*TASK REQUIREMENTS:*
Copy out every line that contains "this".

──────── MATERIAL SHOWN ────────

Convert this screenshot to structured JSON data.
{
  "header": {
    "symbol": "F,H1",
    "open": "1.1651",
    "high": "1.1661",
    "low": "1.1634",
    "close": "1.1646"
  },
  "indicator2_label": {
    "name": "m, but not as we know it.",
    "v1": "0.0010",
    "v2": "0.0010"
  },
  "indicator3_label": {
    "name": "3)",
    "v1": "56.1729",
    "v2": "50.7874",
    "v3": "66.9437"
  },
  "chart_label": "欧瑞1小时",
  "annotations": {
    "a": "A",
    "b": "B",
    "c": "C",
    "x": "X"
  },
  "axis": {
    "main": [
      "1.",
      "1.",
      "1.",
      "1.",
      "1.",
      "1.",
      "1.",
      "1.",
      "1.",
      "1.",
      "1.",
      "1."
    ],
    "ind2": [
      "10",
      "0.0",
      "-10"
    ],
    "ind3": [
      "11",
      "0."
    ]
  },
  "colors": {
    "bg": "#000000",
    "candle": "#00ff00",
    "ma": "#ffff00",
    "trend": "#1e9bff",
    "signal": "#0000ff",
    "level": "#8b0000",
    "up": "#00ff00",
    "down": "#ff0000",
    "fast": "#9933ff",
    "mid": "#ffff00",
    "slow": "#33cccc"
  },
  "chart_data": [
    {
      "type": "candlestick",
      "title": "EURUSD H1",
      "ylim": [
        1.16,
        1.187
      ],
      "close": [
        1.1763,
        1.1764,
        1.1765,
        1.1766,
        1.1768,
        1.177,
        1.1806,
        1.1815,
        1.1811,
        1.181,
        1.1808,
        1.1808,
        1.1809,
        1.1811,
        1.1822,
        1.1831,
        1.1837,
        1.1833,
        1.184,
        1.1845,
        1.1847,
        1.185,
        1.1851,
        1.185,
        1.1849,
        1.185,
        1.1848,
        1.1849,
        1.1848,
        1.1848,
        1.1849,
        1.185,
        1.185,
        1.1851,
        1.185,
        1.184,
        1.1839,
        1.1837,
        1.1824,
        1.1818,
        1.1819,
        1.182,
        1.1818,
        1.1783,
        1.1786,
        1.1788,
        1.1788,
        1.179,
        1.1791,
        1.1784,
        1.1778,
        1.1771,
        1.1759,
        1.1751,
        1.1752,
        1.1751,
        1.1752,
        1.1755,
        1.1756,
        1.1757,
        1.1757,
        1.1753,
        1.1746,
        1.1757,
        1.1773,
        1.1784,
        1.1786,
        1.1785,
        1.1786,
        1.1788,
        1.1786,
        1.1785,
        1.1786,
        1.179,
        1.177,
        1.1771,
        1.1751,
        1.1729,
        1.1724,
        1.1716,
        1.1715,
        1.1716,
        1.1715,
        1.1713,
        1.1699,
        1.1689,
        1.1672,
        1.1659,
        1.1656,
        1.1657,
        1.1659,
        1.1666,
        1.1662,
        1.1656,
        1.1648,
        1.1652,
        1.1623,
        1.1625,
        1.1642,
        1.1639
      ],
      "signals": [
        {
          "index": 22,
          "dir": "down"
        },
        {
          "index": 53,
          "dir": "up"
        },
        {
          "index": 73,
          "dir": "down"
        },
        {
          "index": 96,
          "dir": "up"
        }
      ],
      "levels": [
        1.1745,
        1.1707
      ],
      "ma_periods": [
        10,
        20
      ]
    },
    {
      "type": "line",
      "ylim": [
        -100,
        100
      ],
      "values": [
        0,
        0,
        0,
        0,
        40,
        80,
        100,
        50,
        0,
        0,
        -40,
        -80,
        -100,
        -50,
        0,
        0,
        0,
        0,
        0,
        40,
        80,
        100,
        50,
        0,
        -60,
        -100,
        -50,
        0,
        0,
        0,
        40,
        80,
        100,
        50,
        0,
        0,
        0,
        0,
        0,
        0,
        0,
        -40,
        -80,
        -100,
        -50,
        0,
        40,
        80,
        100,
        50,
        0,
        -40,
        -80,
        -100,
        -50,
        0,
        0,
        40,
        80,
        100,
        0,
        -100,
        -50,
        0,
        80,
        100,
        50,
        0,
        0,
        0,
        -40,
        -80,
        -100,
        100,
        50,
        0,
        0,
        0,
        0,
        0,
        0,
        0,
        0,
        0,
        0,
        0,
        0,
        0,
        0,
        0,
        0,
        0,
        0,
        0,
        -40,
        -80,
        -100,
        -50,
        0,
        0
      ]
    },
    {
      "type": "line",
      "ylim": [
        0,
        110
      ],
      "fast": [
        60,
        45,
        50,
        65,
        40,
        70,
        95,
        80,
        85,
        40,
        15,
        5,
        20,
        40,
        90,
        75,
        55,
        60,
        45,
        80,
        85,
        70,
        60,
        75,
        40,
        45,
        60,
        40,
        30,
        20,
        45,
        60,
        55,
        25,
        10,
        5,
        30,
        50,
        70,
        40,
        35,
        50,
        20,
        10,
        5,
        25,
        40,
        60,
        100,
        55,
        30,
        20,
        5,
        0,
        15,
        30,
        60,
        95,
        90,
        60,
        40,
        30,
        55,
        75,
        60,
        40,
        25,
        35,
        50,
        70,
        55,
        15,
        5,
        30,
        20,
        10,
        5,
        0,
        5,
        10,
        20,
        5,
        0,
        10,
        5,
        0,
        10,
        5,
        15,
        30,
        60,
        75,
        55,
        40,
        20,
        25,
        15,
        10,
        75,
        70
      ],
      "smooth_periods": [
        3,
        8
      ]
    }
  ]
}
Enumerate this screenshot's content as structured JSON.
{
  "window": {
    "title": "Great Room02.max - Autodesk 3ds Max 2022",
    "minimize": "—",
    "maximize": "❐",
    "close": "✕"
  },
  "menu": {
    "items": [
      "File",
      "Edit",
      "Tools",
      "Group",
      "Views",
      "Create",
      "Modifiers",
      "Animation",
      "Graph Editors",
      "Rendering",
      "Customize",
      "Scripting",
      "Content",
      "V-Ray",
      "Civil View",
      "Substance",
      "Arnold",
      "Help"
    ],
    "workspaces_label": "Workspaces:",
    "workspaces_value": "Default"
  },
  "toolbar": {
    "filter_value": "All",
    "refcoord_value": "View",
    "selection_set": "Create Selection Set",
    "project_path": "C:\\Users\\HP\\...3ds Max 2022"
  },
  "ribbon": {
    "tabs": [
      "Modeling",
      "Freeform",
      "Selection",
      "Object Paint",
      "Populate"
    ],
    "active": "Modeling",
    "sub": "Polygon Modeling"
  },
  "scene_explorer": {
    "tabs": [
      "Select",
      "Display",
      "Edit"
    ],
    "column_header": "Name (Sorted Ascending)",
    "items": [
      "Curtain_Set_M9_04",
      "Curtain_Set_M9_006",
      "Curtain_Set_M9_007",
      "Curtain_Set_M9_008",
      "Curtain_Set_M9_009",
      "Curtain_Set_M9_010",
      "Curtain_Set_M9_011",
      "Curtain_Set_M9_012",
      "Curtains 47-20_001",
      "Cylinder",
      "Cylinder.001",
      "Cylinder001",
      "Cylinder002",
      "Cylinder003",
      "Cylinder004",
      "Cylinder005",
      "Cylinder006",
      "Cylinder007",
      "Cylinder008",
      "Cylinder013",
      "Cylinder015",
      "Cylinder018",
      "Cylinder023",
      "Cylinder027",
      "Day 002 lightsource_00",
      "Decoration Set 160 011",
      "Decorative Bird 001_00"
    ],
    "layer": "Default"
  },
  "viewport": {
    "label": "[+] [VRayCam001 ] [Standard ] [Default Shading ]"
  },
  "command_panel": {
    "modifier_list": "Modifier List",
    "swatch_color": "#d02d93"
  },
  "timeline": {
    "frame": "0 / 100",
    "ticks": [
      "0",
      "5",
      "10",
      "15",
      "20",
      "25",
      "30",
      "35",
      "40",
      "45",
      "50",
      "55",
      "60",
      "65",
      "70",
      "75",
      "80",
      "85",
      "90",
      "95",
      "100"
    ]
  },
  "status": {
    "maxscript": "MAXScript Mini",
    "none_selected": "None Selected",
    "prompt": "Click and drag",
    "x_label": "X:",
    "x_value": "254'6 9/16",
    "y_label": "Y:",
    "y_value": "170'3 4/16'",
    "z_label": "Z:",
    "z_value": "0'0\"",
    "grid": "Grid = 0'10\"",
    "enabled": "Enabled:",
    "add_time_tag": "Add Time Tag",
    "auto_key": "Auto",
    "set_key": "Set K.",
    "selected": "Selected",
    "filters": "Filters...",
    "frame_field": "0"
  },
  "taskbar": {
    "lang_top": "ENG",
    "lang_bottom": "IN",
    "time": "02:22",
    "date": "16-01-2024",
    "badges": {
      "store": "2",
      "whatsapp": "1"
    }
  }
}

────────

*WRITTEN REPLY:*
Convert this screenshot to structured JSON data.
Enumerate this screenshot's content as structured JSON.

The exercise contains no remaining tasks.